DO THIS -> Identify all lines of the data containing the string "Реестр" and copy them.

DATA FOR THIS EXERCISE ->
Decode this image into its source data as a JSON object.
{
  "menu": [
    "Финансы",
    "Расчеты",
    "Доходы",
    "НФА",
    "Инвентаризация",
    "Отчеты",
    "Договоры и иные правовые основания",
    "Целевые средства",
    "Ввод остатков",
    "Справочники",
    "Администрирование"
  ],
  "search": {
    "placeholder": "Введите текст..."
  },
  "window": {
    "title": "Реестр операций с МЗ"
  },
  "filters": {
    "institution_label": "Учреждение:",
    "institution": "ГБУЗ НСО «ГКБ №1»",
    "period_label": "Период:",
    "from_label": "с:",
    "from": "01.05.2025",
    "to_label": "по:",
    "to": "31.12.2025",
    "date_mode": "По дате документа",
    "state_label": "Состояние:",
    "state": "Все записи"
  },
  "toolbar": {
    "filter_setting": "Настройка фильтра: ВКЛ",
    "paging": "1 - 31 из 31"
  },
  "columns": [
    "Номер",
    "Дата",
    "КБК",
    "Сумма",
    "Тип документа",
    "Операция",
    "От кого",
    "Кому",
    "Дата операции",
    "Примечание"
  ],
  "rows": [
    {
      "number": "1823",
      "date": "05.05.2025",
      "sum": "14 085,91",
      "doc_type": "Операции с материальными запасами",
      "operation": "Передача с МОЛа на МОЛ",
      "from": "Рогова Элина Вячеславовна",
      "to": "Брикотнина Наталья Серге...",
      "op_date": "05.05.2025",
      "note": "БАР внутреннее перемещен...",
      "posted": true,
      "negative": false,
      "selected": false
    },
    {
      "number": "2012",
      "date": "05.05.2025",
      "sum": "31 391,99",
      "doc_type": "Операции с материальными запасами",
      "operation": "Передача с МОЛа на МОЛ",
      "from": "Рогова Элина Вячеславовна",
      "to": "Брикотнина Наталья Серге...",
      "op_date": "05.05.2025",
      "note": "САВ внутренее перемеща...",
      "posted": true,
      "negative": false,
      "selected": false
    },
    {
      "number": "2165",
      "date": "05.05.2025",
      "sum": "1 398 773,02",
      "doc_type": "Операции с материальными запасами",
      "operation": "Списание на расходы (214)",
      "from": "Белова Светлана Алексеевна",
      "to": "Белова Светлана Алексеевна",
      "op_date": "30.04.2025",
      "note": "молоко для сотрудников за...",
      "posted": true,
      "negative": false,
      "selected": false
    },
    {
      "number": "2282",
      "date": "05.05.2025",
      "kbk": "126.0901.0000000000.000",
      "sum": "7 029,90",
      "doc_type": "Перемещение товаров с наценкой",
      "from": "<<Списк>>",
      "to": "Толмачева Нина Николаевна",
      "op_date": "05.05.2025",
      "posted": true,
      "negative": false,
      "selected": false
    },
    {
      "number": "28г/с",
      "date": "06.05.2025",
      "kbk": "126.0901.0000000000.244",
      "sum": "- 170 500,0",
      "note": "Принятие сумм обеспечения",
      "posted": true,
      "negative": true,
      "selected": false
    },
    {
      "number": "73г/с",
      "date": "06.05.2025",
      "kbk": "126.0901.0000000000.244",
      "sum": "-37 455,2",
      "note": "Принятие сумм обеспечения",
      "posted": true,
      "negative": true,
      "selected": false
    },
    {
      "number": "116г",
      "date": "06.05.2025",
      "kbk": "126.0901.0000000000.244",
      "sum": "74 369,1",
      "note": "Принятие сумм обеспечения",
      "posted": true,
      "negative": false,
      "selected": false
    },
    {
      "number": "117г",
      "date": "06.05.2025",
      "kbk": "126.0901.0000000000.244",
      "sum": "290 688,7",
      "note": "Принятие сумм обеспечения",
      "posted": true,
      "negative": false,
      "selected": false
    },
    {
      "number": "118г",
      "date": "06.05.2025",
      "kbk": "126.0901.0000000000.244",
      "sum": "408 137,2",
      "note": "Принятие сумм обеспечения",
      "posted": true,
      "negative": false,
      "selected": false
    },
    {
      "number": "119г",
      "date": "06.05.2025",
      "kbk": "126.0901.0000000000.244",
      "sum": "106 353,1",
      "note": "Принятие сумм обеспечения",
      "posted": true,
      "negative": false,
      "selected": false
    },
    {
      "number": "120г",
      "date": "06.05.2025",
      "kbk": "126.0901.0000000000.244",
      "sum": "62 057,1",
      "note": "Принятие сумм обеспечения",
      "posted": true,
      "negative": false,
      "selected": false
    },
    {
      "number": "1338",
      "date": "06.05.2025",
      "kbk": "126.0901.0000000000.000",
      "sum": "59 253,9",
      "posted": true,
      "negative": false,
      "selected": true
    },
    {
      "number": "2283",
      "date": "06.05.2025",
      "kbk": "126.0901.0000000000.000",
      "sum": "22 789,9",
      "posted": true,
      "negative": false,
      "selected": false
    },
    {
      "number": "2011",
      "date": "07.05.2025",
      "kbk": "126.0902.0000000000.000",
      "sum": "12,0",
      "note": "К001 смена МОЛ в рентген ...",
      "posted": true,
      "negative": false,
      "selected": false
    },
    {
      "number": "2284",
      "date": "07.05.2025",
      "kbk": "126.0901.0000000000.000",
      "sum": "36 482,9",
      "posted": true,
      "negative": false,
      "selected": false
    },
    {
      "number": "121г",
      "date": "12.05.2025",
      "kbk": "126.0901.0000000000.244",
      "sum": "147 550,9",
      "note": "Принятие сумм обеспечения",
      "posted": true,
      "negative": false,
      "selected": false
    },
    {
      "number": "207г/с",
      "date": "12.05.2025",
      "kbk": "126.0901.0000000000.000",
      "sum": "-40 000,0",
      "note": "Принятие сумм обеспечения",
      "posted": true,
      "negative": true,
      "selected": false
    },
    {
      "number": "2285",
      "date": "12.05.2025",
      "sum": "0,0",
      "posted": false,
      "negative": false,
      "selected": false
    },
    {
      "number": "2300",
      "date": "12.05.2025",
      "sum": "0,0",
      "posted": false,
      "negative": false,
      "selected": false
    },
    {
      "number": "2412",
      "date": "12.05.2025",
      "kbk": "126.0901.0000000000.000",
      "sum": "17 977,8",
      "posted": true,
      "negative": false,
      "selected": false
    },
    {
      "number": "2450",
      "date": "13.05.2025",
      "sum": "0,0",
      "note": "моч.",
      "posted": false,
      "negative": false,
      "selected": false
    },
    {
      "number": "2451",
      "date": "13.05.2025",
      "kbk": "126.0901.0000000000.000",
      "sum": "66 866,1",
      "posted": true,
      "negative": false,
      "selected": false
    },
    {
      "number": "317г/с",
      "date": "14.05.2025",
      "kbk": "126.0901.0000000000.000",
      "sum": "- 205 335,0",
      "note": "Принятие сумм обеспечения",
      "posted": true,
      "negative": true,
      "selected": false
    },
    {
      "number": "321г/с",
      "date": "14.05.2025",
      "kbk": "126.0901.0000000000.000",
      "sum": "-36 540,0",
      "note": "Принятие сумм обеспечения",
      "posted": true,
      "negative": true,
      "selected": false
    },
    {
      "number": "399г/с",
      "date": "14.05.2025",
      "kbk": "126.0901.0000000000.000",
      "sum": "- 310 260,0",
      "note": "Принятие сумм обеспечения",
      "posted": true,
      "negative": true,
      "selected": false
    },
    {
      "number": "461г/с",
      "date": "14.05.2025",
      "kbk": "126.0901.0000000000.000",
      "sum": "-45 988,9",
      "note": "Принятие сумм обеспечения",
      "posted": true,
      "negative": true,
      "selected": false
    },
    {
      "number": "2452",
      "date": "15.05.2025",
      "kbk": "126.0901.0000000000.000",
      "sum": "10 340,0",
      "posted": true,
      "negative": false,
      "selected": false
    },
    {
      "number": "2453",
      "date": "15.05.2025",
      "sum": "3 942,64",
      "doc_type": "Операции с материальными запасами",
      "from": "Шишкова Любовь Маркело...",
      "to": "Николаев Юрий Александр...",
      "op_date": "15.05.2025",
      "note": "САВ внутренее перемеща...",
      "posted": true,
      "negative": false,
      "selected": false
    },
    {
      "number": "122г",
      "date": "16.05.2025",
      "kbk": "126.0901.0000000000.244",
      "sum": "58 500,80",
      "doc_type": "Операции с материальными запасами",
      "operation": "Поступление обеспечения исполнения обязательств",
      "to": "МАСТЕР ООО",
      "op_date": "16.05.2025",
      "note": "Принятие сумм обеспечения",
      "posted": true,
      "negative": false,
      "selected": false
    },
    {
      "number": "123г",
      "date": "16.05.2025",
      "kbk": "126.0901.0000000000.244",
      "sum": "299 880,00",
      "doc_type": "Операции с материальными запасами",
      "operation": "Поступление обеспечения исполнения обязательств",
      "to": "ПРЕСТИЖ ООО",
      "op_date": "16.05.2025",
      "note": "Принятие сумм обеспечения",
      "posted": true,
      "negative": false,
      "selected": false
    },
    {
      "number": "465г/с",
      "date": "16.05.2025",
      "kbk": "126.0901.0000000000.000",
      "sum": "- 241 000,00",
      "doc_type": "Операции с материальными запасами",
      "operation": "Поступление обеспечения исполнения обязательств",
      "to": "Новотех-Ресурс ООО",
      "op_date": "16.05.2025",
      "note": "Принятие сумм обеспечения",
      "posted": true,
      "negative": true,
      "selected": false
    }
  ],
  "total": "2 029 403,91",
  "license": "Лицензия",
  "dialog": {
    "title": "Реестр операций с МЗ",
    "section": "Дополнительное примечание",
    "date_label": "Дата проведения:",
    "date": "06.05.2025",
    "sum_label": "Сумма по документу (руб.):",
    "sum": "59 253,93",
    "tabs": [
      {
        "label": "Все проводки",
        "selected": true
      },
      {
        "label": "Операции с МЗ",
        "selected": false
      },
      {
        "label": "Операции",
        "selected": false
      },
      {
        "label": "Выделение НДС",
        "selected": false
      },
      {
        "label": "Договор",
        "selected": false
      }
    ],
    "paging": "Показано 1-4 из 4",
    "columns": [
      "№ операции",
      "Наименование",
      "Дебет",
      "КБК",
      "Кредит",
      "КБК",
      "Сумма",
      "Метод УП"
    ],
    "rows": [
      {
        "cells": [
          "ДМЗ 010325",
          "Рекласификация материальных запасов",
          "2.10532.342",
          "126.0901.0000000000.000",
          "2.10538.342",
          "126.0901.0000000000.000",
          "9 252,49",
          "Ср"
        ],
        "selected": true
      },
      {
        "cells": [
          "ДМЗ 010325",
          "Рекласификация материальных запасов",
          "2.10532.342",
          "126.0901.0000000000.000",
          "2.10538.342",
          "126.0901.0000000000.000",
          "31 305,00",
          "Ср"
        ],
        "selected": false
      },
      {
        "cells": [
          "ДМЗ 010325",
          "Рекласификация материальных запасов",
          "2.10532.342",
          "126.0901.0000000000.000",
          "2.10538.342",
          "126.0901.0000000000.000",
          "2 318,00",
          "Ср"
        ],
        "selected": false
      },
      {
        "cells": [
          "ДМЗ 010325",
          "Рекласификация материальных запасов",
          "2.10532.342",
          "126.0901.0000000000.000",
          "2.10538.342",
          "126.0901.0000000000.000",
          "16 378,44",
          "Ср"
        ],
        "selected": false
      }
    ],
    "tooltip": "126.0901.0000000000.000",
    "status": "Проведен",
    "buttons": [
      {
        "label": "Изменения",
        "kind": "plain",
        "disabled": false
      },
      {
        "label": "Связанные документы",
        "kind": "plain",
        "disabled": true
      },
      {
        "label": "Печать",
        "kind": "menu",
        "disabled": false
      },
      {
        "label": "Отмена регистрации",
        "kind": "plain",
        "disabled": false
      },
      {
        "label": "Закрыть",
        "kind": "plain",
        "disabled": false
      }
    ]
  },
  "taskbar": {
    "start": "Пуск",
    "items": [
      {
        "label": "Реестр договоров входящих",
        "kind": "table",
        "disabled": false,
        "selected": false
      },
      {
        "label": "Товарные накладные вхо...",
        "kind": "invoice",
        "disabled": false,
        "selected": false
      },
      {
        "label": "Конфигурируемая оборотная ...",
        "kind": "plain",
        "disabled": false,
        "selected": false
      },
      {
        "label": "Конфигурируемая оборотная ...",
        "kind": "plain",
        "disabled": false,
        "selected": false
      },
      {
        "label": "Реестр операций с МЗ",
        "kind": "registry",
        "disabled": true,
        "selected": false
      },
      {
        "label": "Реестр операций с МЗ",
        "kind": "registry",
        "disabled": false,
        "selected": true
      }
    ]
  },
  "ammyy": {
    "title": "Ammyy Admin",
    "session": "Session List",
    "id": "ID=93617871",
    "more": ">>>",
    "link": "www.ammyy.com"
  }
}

EXERCISE ANSWER ->
    "title": "Реестр операций с МЗ"
    "title": "Реестр операций с МЗ",
        "label": "Реестр договоров входящих",
        "label": "Реестр операций с МЗ",
        "label": "Реестр операций с МЗ",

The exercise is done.